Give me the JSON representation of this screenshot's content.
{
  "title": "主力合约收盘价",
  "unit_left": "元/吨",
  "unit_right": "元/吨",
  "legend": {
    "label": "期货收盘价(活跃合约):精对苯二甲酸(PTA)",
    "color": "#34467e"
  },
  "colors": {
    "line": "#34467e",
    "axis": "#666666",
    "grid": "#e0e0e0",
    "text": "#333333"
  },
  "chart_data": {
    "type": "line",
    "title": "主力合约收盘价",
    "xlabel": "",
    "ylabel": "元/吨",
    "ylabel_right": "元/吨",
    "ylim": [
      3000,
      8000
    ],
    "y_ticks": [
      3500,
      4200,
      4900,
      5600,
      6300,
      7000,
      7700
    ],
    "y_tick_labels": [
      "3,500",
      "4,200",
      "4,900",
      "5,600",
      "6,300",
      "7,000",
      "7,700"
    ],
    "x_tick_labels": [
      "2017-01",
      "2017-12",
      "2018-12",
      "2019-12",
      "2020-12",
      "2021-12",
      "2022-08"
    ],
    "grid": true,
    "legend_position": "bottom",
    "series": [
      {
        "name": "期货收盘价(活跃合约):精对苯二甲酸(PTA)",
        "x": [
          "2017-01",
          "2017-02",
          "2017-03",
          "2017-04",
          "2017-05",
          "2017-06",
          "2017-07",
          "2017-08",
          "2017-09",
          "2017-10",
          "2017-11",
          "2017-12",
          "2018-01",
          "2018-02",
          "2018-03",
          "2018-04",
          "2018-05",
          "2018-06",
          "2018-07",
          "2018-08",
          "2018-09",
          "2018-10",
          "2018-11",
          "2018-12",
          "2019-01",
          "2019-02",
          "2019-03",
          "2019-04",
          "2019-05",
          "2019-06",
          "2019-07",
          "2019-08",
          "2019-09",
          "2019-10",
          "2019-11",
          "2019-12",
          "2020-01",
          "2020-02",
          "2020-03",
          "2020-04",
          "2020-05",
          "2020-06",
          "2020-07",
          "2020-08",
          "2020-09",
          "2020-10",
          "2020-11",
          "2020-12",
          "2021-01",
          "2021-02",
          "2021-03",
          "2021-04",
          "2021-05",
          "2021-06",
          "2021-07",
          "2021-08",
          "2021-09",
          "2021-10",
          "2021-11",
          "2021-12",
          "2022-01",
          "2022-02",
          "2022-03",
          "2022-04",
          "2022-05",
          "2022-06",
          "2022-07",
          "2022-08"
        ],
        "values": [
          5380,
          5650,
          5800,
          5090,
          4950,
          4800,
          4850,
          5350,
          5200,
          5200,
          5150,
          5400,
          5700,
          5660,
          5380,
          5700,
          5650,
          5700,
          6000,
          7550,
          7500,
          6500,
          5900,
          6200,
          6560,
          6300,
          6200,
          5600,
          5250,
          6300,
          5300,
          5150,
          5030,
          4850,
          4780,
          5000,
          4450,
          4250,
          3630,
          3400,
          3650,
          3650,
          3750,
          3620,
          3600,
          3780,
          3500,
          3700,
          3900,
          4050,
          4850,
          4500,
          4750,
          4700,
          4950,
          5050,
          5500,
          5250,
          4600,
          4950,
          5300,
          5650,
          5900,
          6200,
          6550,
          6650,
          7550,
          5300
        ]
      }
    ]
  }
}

Written problem
Return, from the data, each line that has the word "期货收盘价" in it.

In response
    "label": "期货收盘价(活跃合约):精对苯二甲酸(PTA)",
        "name": "期货收盘价(活跃合约):精对苯二甲酸(PTA)",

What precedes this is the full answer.